→ **Task brief**:
Filter these entries so that only lines with the word "this" remain.

## START Supplied records

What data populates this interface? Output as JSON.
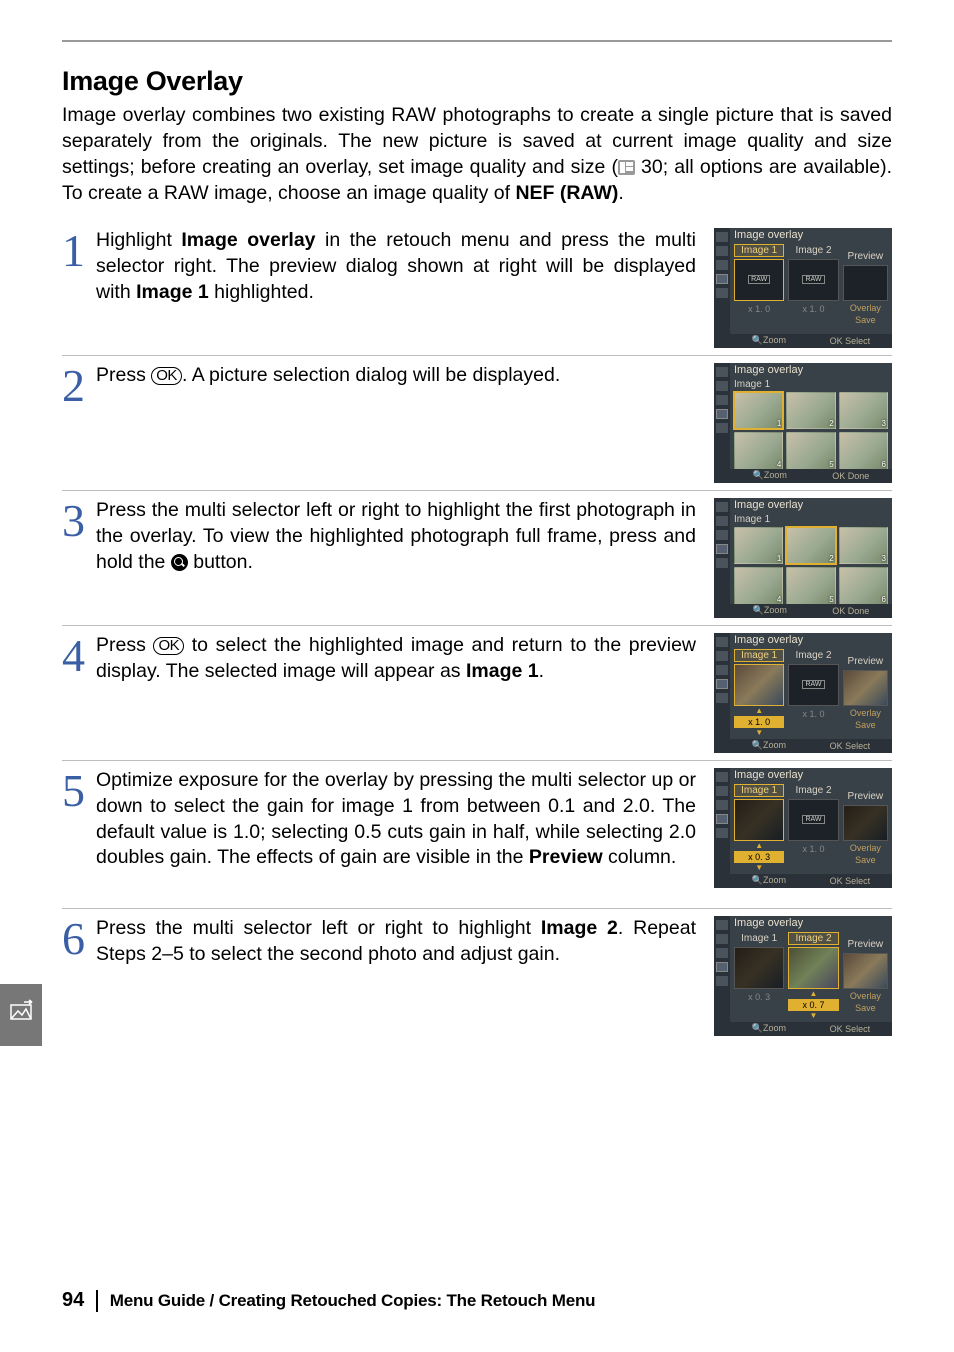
{
  "section_title": "Image Overlay",
  "intro_parts": {
    "p1": "Image overlay combines two existing RAW photographs to create a single picture that is saved separately from the originals.  The new picture is saved at current image quality and size settings; before creating an overlay, set image quality and size (",
    "ref": " 30; all options are available).  To create a RAW image, choose an image quality of ",
    "nef": "NEF (RAW)",
    "end": "."
  },
  "steps": [
    {
      "num": "1",
      "html": "Highlight <b>Image overlay</b> in the retouch menu and press the multi selector right.  The preview dialog shown at right will be displayed with <b>Image 1</b> highlighted."
    },
    {
      "num": "2",
      "html": "Press <span class='ok-btn'>OK</span>.  A picture selection dialog will be displayed."
    },
    {
      "num": "3",
      "html": "Press the multi selector left or right to highlight the first photograph in the overlay.  To view the highlighted photograph full frame, press and hold the <span class='zoom-btn' data-name='zoom-in-icon'></span> button."
    },
    {
      "num": "4",
      "html": "Press <span class='ok-btn'>OK</span> to select the highlighted image and return to the preview display.  The selected image will appear as <b>Image 1</b>."
    },
    {
      "num": "5",
      "html": "Optimize exposure for the overlay by pressing the multi selector up or down to select the gain for image 1 from between 0.1 and 2.0.  The default value is 1.0; selecting 0.5 cuts gain in half, while selecting 2.0 doubles gain.  The effects of gain are visible in the <b>Preview</b> column."
    },
    {
      "num": "6",
      "html": "Press the multi selector left or right to highlight <b>Image 2</b>.  Repeat Steps 2–5 to select the second photo and adjust gain."
    }
  ],
  "screens": {
    "overlay_title": "Image overlay",
    "image1": "Image 1",
    "image2": "Image 2",
    "preview": "Preview",
    "raw": "RAW",
    "overlay": "Overlay",
    "save": "Save",
    "zoom": "Zoom",
    "ok_select": "OK Select",
    "ok_done": "OK Done",
    "gain10": "x 1. 0",
    "gain03": "x 0. 3",
    "gain07": "x 0. 7"
  },
  "footer": {
    "page": "94",
    "text": "Menu Guide / Creating Retouched Copies: The Retouch Menu"
  }
}
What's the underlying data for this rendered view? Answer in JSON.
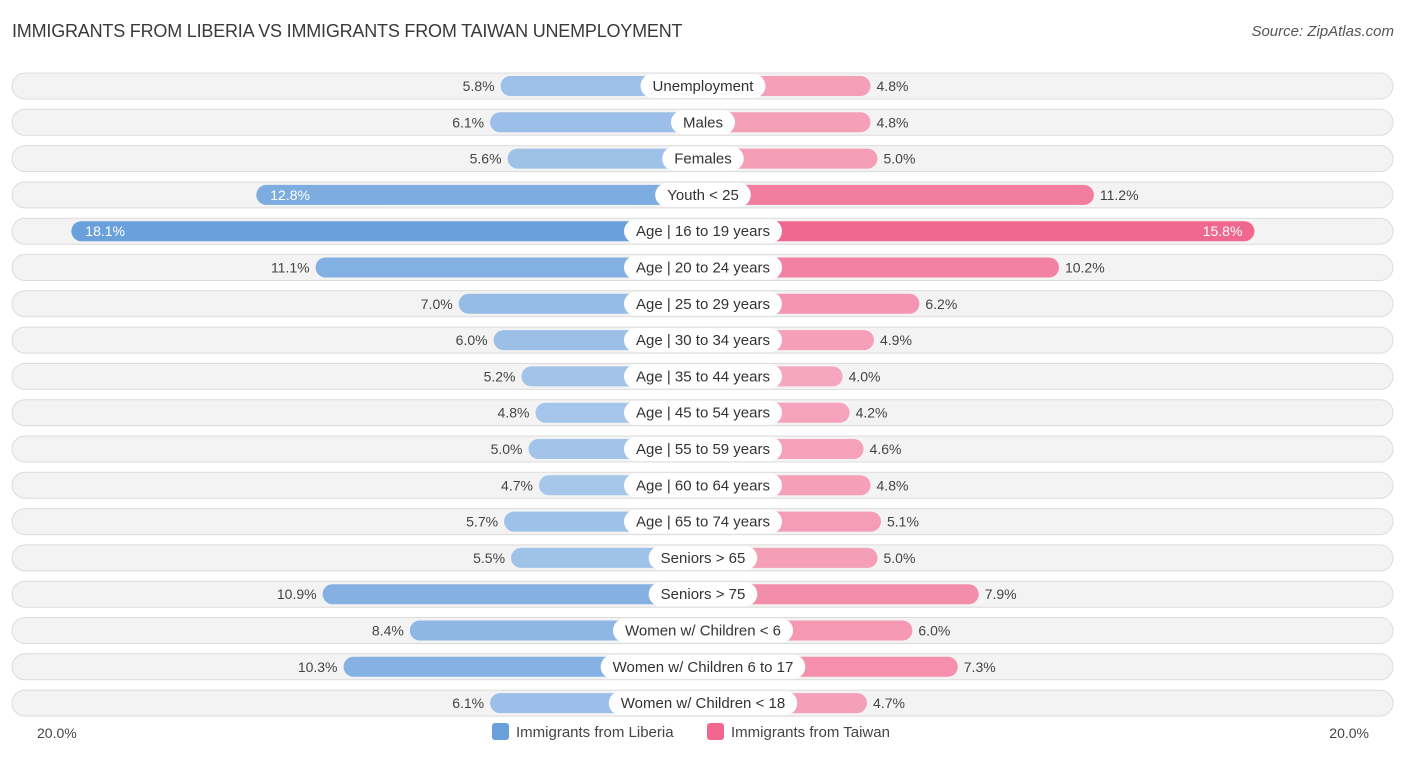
{
  "chart_data": {
    "type": "bar",
    "orientation": "horizontal-diverging",
    "title": "IMMIGRANTS FROM LIBERIA VS IMMIGRANTS FROM TAIWAN UNEMPLOYMENT",
    "source": "Source: ZipAtlas.com",
    "categories": [
      "Unemployment",
      "Males",
      "Females",
      "Youth < 25",
      "Age | 16 to 19 years",
      "Age | 20 to 24 years",
      "Age | 25 to 29 years",
      "Age | 30 to 34 years",
      "Age | 35 to 44 years",
      "Age | 45 to 54 years",
      "Age | 55 to 59 years",
      "Age | 60 to 64 years",
      "Age | 65 to 74 years",
      "Seniors > 65",
      "Seniors > 75",
      "Women w/ Children < 6",
      "Women w/ Children 6 to 17",
      "Women w/ Children < 18"
    ],
    "series": [
      {
        "name": "Immigrants from Liberia",
        "side": "left",
        "color": "#6aa0dc",
        "color_light": "#a9c8eb",
        "values": [
          5.8,
          6.1,
          5.6,
          12.8,
          18.1,
          11.1,
          7.0,
          6.0,
          5.2,
          4.8,
          5.0,
          4.7,
          5.7,
          5.5,
          10.9,
          8.4,
          10.3,
          6.1
        ]
      },
      {
        "name": "Immigrants from Taiwan",
        "side": "right",
        "color": "#f06890",
        "color_light": "#f6a8c0",
        "values": [
          4.8,
          4.8,
          5.0,
          11.2,
          15.8,
          10.2,
          6.2,
          4.9,
          4.0,
          4.2,
          4.6,
          4.8,
          5.1,
          5.0,
          7.9,
          6.0,
          7.3,
          4.7
        ]
      }
    ],
    "value_suffix": "%",
    "xlim": [
      0,
      20.0
    ],
    "axis_labels": {
      "left": "20.0%",
      "right": "20.0%"
    },
    "legend_position": "bottom-center",
    "grid": false
  }
}
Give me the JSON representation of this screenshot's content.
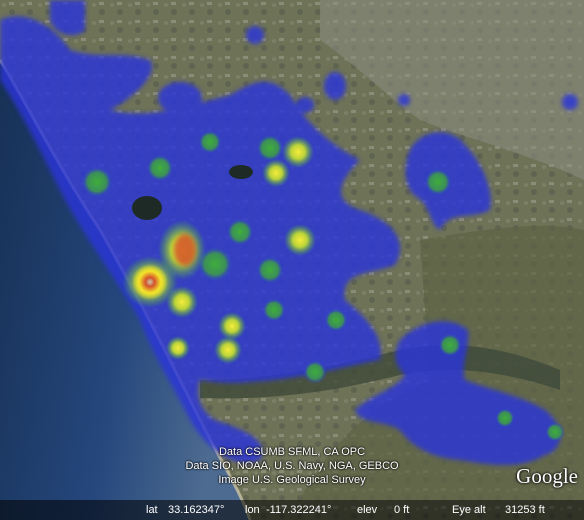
{
  "attribution": {
    "line1": "Data CSUMB SFML, CA OPC",
    "line2": "Data SIO, NOAA, U.S. Navy, NGA, GEBCO",
    "line3": "Image U.S. Geological Survey"
  },
  "logo": "Google",
  "status": {
    "lat_label": "lat",
    "lat_value": "33.162347°",
    "lon_label": "lon",
    "lon_value": "-117.322241°",
    "elev_label": "elev",
    "elev_value": "0 ft",
    "eye_label": "Eye alt",
    "eye_value": "31253 ft"
  },
  "colors": {
    "ocean_deep": "#1d3a68",
    "land": "#6f7357",
    "heat_low": "#2a35d8",
    "heat_mid": "#3fae3a",
    "heat_high": "#f3e22b",
    "heat_peak": "#d3522b"
  },
  "icons": [
    "google-logo"
  ]
}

## END Supplied records

→ **Final answer**:
What data populates this interface? Output as JSON.
What's the underlying data for this rendered view? Answer in JSON.
Give me the JSON representation of this screenshot's content.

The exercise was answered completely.